> _Directive_
Give an exact copy of every line, leaving images out.

[START OF Extracted data]

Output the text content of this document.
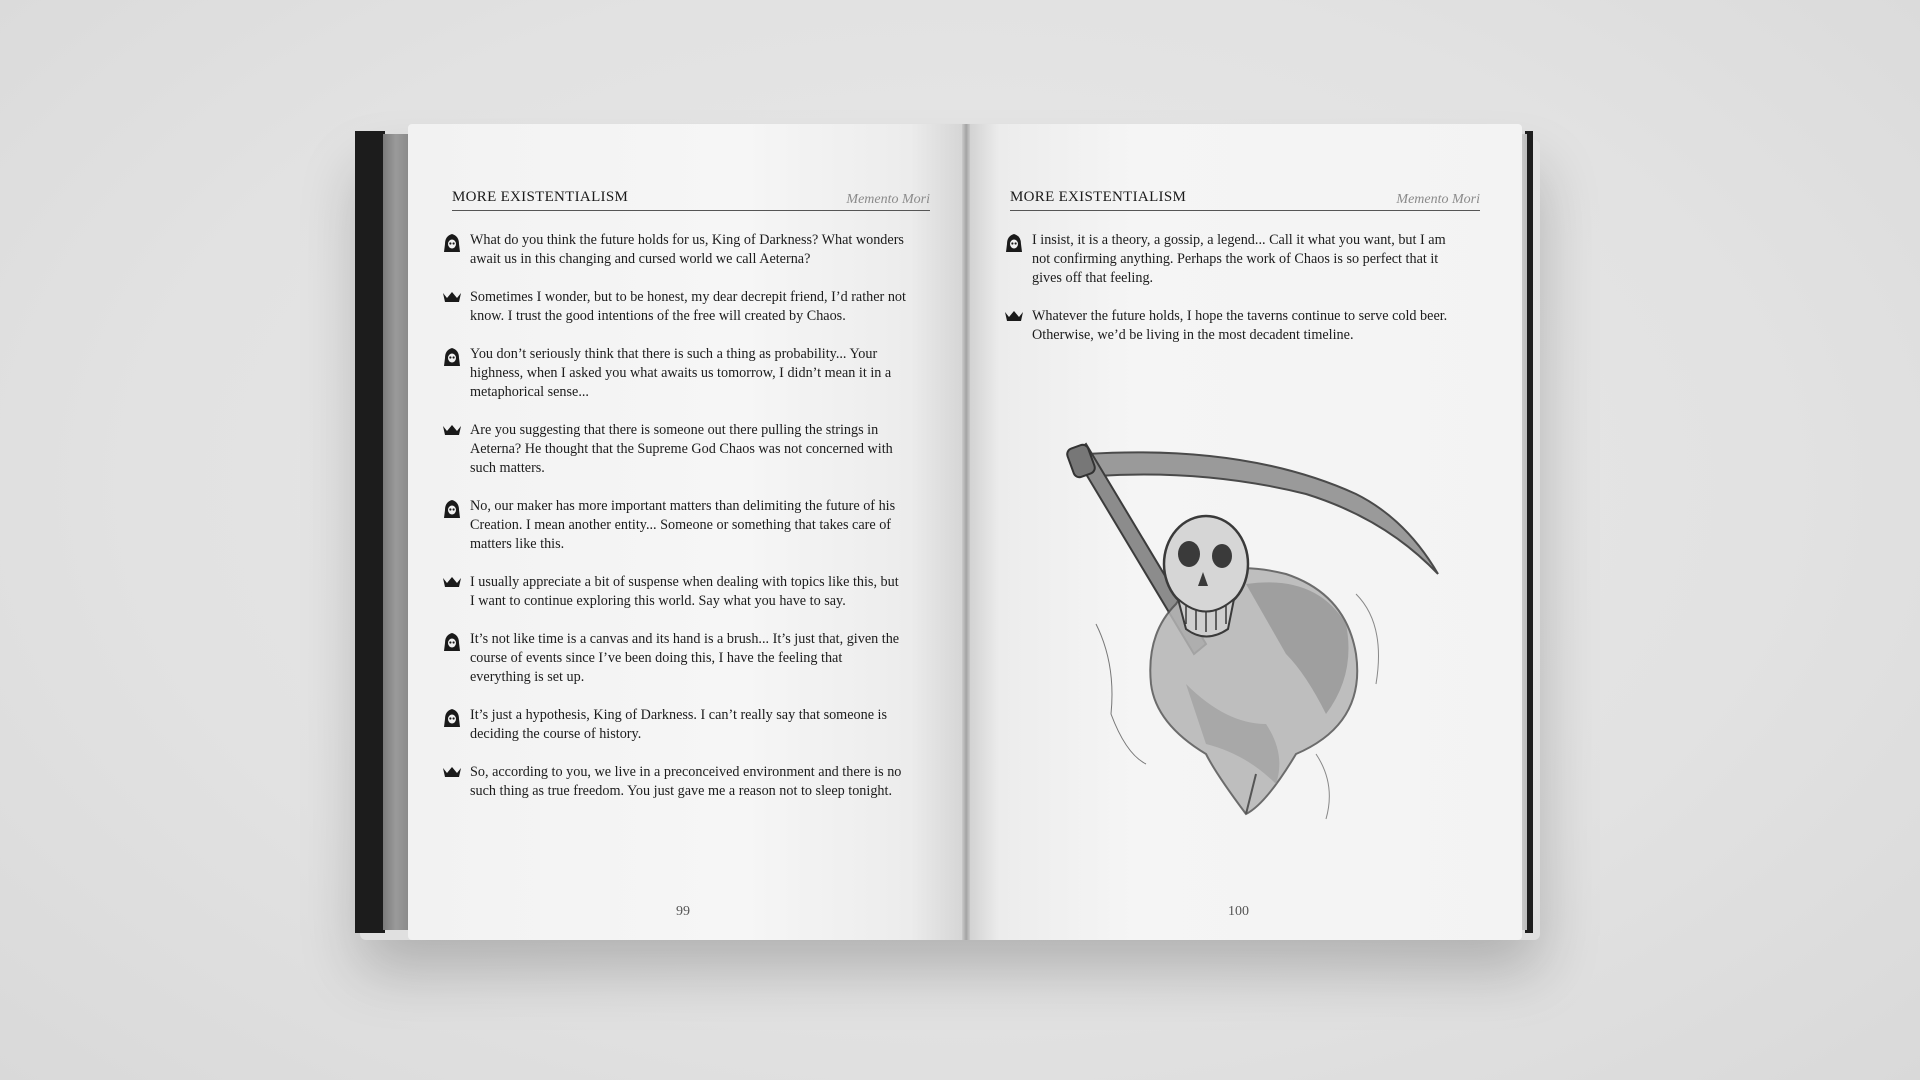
MORE EXISTENTIALISM	Memento Mori
What do you think the future holds for us, King of Darkness? What wonders await us in this changing and cursed world we call Aeterna?
Sometimes I wonder, but to be honest, my dear decrepit friend, I’d rather not know. I trust the good intentions of the free will created by Chaos.
You don’t seriously think that there is such a thing as probability... Your highness, when I asked you what awaits us tomorrow, I didn’t mean it in a metaphorical sense...
Are you suggesting that there is someone out there pulling the strings in Aeterna? He thought that the Supreme God Chaos was not concerned with such matters.
No, our maker has more important matters than delimiting the future of his Creation. I mean another entity... Someone or something that takes care of matters like this.
I usually appreciate a bit of suspense when dealing with topics like this, but I want to continue exploring this world. Say what you have to say.
It’s not like time is a canvas and its hand is a brush... It’s just that, given the course of events since I’ve been doing this, I have the feeling that everything is set up.
It’s just a hypothesis, King of Darkness. I can’t really say that someone is deciding the course of history.
So, according to you, we live in a preconceived environment and there is no such thing as true freedom. You just gave me a reason not to sleep tonight.
99
MORE EXISTENTIALISM	Memento Mori
I insist, it is a theory, a gossip, a legend... Call it what you want, but I am not confirming anything. Perhaps the work of Chaos is so perfect that it gives off that feeling.
Whatever the future holds, I hope the taverns continue to serve cold beer. Otherwise, we’d be living in the most decadent timeline.
100
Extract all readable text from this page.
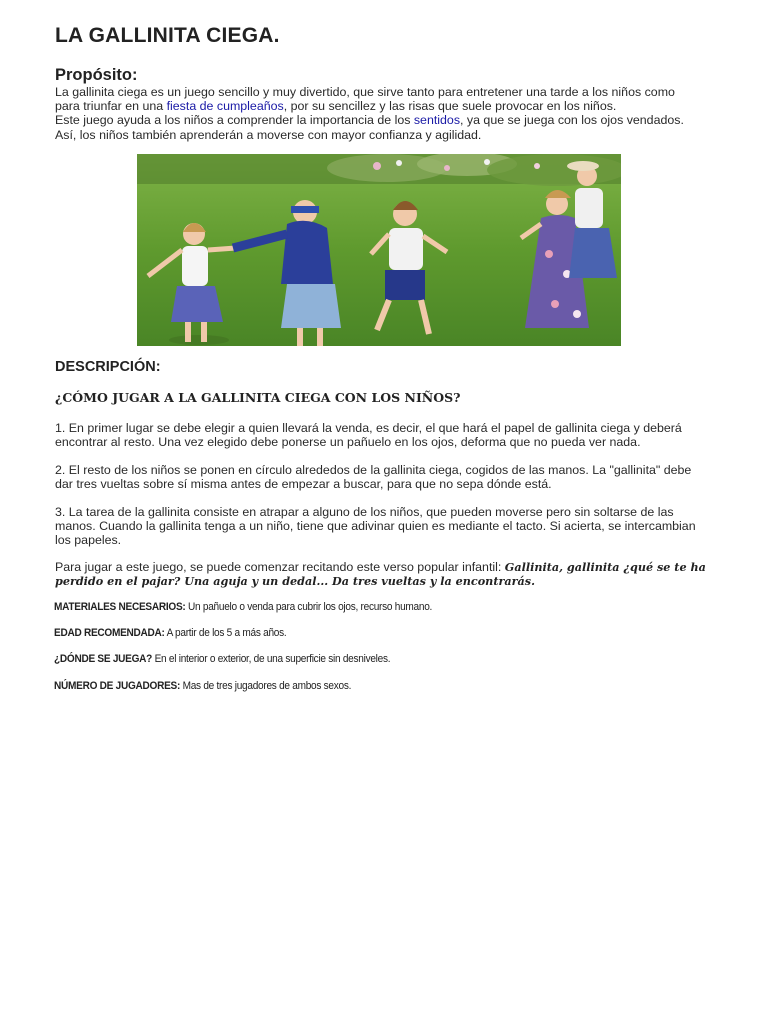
LA GALLINITA CIEGA.
Propósito:
La gallinita ciega es un juego sencillo y muy divertido, que sirve tanto para entretener una tarde a los niños como
para triunfar en una fiesta de cumpleaños, por su sencillez y las risas que suele provocar en los niños.
Este juego ayuda a los niños a comprender la importancia de los sentidos, ya que se juega con los ojos vendados.
Así, los niños también aprenderán a moverse con mayor confianza y agilidad.
DESCRIPCIÓN:
¿CÓMO JUGAR A LA GALLINITA CIEGA CON LOS NIÑOS?
1. En primer lugar se debe elegir a quien llevará la venda, es decir, el que hará el papel de gallinita ciega y deberá
encontrar al resto. Una vez elegido debe ponerse un pañuelo en los ojos, deforma que no pueda ver nada.
2. El resto de los niños se ponen en círculo alrededos de la gallinita ciega, cogidos de las manos. La "gallinita" debe
dar tres vueltas sobre sí misma antes de empezar a buscar, para que no sepa dónde está.
3. La tarea de la gallinita consiste en atrapar a alguno de los niños, que pueden moverse pero sin soltarse de las
manos. Cuando la gallinita tenga a un niño, tiene que adivinar quien es mediante el tacto. Si acierta, se intercambian
los papeles.
Para jugar a este juego, se puede comenzar recitando este verso popular infantil: Gallinita, gallinita ¿qué se te ha
perdido en el pajar? Una aguja y un dedal... Da tres vueltas y la encontrarás.
MATERIALES NECESARIOS: Un pañuelo o venda para cubrir los ojos, recurso humano.
EDAD RECOMENDADA: A partir de los 5 a más años.
¿DÓNDE SE JUEGA? En el interior o exterior, de una superficie sin desniveles.
NÚMERO DE JUGADORES: Mas de tres jugadores de ambos sexos.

[END OF Extracted data]

> _Exercise output_
Output the text content of this document.
MORE EXISTENTIALISM	Memento Mori
What do you think the future holds for us, King of Darkness? What wonders await us in this changing and cursed world we call Aeterna?
Sometimes I wonder, but to be honest, my dear decrepit friend, I’d rather not know. I trust the good intentions of the free will created by Chaos.
You don’t seriously think that there is such a thing as probability... Your highness, when I asked you what awaits us tomorrow, I didn’t mean it in a metaphorical sense...
Are you suggesting that there is someone out there pulling the strings in Aeterna? He thought that the Supreme God Chaos was not concerned with such matters.
No, our maker has more important matters than delimiting the future of his Creation. I mean another entity... Someone or something that takes care of matters like this.
I usually appreciate a bit of suspense when dealing with topics like this, but I want to continue exploring this world. Say what you have to say.
It’s not like time is a canvas and its hand is a brush... It’s just that, given the course of events since I’ve been doing this, I have the feeling that everything is set up.
It’s just a hypothesis, King of Darkness. I can’t really say that someone is deciding the course of history.
So, according to you, we live in a preconceived environment and there is no such thing as true freedom. You just gave me a reason not to sleep tonight.
99
MORE EXISTENTIALISM	Memento Mori
I insist, it is a theory, a gossip, a legend... Call it what you want, but I am not confirming anything. Perhaps the work of Chaos is so perfect that it gives off that feeling.
Whatever the future holds, I hope the taverns continue to serve cold beer. Otherwise, we’d be living in the most decadent timeline.
100
Extract all readable text from this page.
LA GALLINITA CIEGA.
Propósito:
La gallinita ciega es un juego sencillo y muy divertido, que sirve tanto para entretener una tarde a los niños como
para triunfar en una fiesta de cumpleaños, por su sencillez y las risas que suele provocar en los niños.
Este juego ayuda a los niños a comprender la importancia de los sentidos, ya que se juega con los ojos vendados.
Así, los niños también aprenderán a moverse con mayor confianza y agilidad.
DESCRIPCIÓN:
¿CÓMO JUGAR A LA GALLINITA CIEGA CON LOS NIÑOS?
1. En primer lugar se debe elegir a quien llevará la venda, es decir, el que hará el papel de gallinita ciega y deberá
encontrar al resto. Una vez elegido debe ponerse un pañuelo en los ojos, deforma que no pueda ver nada.
2. El resto de los niños se ponen en círculo alrededos de la gallinita ciega, cogidos de las manos. La "gallinita" debe
dar tres vueltas sobre sí misma antes de empezar a buscar, para que no sepa dónde está.
3. La tarea de la gallinita consiste en atrapar a alguno de los niños, que pueden moverse pero sin soltarse de las
manos. Cuando la gallinita tenga a un niño, tiene que adivinar quien es mediante el tacto. Si acierta, se intercambian
los papeles.
Para jugar a este juego, se puede comenzar recitando este verso popular infantil: Gallinita, gallinita ¿qué se te ha
perdido en el pajar? Una aguja y un dedal... Da tres vueltas y la encontrarás.
MATERIALES NECESARIOS: Un pañuelo o venda para cubrir los ojos, recurso humano.
EDAD RECOMENDADA: A partir de los 5 a más años.
¿DÓNDE SE JUEGA? En el interior o exterior, de una superficie sin desniveles.
NÚMERO DE JUGADORES: Mas de tres jugadores de ambos sexos.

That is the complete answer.